#### Records to use
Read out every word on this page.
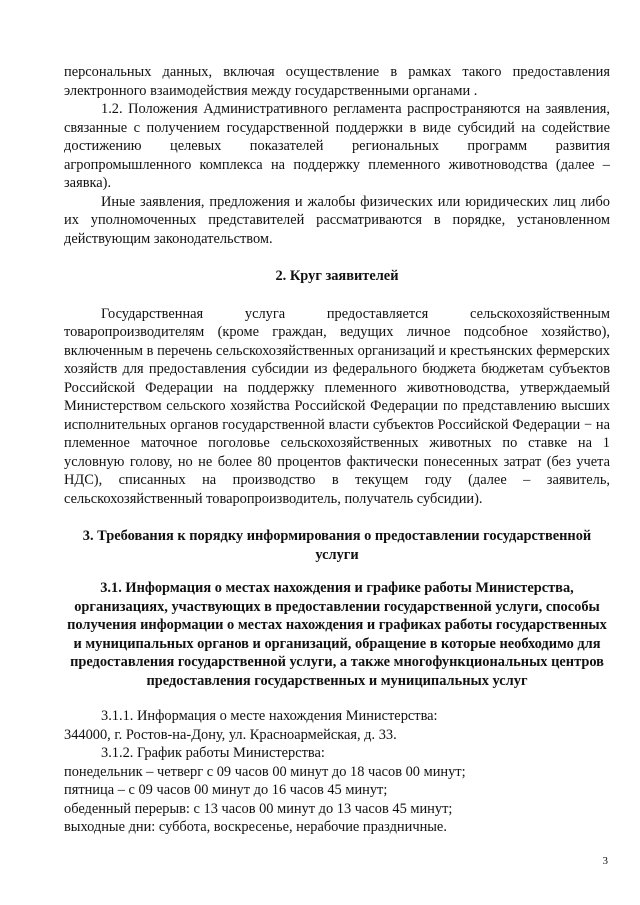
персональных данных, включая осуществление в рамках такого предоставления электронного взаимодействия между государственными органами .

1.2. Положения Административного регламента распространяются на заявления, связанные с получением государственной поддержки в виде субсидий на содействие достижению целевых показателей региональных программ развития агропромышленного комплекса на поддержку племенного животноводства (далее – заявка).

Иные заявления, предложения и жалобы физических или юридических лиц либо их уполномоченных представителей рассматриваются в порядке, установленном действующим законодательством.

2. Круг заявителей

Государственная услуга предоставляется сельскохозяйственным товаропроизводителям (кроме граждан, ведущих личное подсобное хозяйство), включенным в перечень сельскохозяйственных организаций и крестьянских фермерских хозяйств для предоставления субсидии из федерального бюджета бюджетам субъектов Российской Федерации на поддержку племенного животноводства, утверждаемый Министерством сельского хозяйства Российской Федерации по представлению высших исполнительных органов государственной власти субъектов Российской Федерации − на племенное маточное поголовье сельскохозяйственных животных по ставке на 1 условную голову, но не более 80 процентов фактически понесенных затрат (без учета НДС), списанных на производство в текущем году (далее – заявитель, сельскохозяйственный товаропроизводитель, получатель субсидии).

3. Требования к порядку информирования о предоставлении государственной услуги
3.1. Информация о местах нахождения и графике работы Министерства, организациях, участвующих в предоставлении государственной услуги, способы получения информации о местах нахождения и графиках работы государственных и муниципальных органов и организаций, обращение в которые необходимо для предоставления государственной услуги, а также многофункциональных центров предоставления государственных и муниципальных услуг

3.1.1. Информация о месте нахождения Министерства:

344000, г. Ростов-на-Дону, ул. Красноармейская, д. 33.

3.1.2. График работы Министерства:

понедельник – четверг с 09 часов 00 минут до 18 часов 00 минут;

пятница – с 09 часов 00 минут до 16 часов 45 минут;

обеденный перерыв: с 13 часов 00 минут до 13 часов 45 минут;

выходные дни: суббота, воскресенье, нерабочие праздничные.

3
########
#### Records to use
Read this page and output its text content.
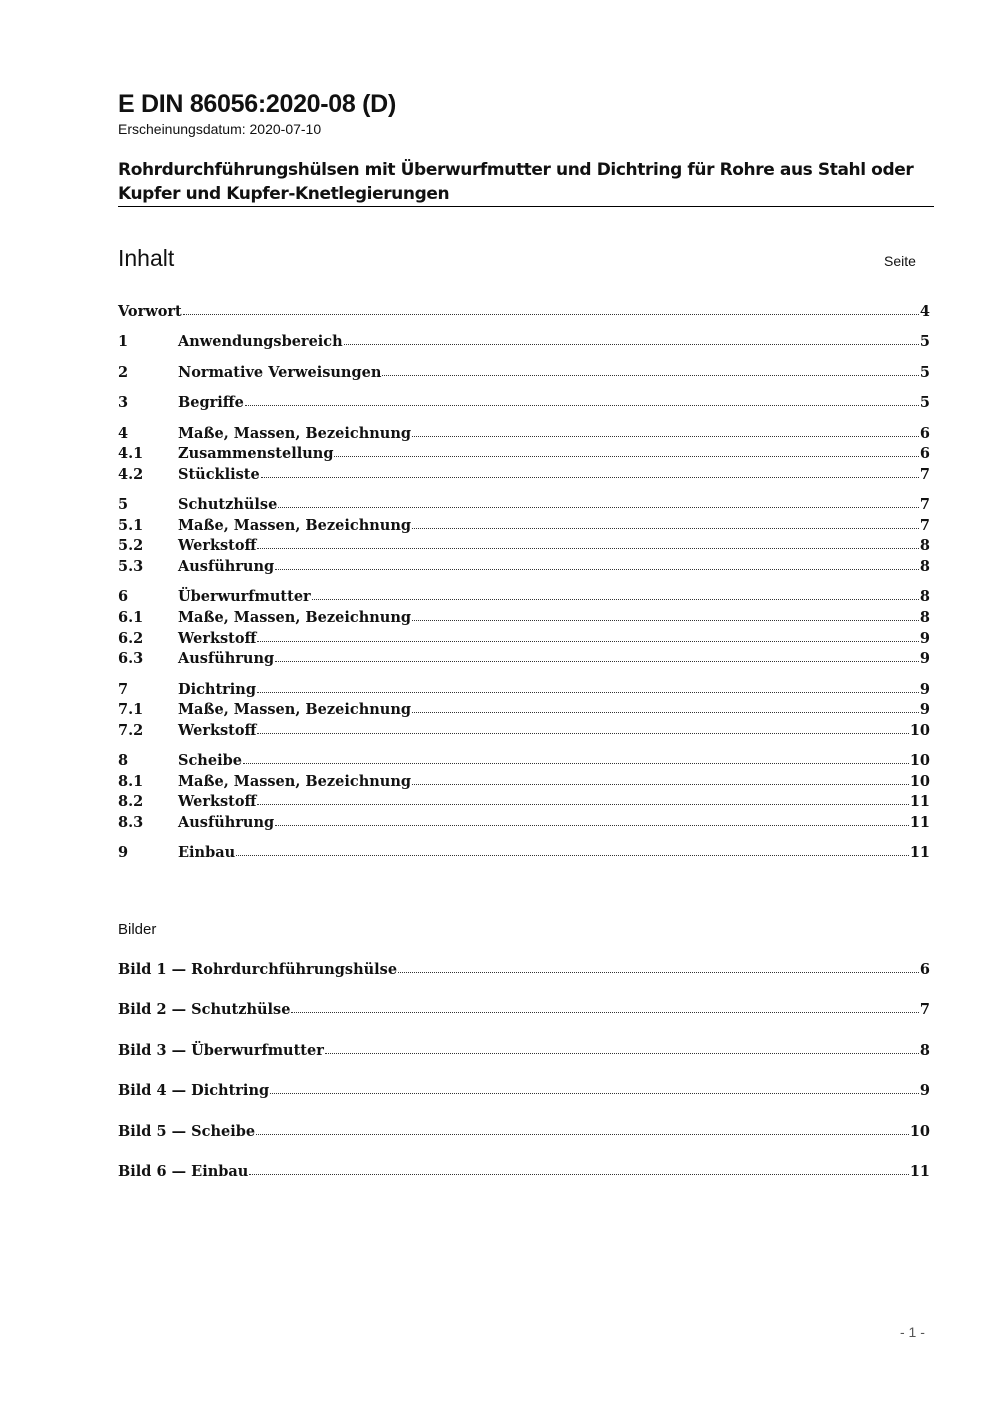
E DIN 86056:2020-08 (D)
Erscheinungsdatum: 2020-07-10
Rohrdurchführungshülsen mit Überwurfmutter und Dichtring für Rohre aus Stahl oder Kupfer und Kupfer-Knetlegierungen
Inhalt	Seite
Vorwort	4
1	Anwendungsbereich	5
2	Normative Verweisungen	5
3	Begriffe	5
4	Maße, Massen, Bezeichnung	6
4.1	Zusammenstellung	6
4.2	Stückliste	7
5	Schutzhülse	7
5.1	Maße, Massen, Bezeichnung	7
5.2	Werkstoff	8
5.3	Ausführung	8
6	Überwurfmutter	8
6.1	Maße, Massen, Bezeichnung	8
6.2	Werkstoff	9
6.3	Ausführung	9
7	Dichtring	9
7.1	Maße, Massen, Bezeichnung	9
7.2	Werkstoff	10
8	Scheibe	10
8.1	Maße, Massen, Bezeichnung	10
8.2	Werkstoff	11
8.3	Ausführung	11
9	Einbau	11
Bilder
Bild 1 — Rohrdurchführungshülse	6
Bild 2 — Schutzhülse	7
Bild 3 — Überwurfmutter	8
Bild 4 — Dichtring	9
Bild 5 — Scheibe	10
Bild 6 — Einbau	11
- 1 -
########
> _Given exercise_
Across the records, count the lines holding the string "page". Give the number and stop.

> _Response_
2